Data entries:
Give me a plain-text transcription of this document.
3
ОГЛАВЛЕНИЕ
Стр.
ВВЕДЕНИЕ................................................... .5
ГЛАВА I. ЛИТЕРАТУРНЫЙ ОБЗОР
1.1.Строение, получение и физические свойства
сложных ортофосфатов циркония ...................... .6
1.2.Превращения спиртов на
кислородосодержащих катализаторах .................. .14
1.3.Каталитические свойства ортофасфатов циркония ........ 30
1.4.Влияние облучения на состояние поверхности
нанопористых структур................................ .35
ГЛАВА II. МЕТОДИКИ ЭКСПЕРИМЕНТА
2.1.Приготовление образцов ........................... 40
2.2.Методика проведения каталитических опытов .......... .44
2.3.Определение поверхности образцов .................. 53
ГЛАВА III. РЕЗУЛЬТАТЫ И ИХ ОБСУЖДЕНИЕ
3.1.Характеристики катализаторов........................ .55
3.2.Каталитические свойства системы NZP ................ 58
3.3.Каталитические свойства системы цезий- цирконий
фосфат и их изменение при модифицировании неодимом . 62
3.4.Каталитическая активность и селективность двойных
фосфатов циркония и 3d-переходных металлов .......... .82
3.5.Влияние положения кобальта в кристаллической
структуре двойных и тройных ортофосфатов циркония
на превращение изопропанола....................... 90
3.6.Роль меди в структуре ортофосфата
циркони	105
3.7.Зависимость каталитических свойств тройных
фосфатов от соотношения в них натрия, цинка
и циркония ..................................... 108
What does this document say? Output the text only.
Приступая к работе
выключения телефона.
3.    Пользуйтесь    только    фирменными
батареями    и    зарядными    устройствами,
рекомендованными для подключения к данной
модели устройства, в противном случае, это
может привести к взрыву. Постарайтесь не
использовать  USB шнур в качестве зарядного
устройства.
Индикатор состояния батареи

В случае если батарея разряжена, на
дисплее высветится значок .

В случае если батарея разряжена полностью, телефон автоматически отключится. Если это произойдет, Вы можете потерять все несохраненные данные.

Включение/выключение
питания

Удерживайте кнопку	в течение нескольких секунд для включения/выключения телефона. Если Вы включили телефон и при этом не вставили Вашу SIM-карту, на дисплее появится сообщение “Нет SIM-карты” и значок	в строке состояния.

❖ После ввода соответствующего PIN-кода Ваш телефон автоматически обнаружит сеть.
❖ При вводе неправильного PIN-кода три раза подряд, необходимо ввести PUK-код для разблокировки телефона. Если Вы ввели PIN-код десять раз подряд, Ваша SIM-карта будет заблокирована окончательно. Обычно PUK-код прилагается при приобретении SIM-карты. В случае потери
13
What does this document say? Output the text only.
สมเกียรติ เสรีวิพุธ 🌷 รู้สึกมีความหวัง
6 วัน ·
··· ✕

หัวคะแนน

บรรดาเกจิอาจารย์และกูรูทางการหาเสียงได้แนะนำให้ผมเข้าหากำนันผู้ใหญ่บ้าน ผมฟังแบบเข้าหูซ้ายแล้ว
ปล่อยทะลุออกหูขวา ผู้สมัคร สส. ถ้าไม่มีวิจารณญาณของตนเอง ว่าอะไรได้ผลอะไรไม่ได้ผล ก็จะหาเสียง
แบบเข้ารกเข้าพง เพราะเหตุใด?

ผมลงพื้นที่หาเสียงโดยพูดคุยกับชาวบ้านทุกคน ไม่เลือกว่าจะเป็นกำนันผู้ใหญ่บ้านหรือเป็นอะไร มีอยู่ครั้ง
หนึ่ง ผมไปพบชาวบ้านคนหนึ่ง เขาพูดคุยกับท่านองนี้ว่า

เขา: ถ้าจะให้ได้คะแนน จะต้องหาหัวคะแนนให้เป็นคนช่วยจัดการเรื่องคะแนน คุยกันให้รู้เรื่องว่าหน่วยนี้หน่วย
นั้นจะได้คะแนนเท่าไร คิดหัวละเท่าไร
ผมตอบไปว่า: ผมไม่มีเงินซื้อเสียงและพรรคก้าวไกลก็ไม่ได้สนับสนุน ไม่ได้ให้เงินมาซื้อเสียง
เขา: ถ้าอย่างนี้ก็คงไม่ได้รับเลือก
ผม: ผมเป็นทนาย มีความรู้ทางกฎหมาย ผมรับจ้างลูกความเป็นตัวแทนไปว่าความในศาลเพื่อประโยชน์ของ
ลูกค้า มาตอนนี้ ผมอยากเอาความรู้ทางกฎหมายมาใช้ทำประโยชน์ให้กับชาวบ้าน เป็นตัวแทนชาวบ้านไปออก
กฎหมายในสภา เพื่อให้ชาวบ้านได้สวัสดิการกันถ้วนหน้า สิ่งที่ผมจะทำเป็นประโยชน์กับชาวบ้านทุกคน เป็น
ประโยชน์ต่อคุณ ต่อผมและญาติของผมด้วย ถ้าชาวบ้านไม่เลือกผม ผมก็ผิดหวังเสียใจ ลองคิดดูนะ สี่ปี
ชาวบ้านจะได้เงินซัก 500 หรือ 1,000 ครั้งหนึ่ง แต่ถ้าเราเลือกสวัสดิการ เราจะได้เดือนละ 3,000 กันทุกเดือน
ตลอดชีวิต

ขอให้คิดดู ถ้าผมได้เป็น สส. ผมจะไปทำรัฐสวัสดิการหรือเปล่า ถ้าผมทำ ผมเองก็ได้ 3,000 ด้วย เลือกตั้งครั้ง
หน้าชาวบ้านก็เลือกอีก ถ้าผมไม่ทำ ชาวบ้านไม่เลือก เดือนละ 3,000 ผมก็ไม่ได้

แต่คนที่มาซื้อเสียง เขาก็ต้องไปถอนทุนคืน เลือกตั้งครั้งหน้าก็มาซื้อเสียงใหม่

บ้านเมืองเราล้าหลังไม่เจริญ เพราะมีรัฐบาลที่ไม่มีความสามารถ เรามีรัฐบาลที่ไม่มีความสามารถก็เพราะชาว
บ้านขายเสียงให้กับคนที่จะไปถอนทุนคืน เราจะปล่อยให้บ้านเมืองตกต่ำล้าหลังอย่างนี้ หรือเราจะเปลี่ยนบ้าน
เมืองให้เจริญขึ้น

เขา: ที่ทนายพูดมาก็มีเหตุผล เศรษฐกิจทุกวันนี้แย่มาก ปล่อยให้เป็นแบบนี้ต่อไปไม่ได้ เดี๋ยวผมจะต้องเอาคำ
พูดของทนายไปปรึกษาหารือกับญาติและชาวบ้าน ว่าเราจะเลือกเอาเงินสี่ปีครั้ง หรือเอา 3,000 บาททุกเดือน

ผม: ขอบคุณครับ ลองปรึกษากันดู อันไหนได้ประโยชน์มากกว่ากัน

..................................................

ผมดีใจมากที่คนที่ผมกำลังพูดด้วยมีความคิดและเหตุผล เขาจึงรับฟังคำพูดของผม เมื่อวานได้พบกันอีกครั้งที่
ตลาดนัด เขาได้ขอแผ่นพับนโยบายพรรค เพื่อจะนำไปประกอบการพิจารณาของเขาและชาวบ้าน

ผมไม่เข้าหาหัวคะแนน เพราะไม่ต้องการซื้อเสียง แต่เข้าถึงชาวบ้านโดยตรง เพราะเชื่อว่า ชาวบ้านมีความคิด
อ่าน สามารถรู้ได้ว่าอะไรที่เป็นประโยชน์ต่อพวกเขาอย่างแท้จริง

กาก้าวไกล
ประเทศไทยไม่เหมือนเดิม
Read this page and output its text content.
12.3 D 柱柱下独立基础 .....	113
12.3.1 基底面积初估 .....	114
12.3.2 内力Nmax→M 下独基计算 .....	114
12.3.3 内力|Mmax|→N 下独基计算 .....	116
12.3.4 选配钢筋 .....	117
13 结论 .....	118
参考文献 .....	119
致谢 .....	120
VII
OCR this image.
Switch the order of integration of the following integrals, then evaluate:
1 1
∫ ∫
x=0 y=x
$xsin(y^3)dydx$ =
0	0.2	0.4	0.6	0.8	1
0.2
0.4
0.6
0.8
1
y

WORK TO COMPLETE:
Reproduce exactly, with nothing added, the lines from the one that contains "OCR this image." to the end of the data.

SOLUTION:
OCR this image.
Switch the order of integration of the following integrals, then evaluate:
1 1
∫ ∫
x=0 y=x
$xsin(y^3)dydx$ =
0	0.2	0.4	0.6	0.8	1
0.2
0.4
0.6
0.8
1
y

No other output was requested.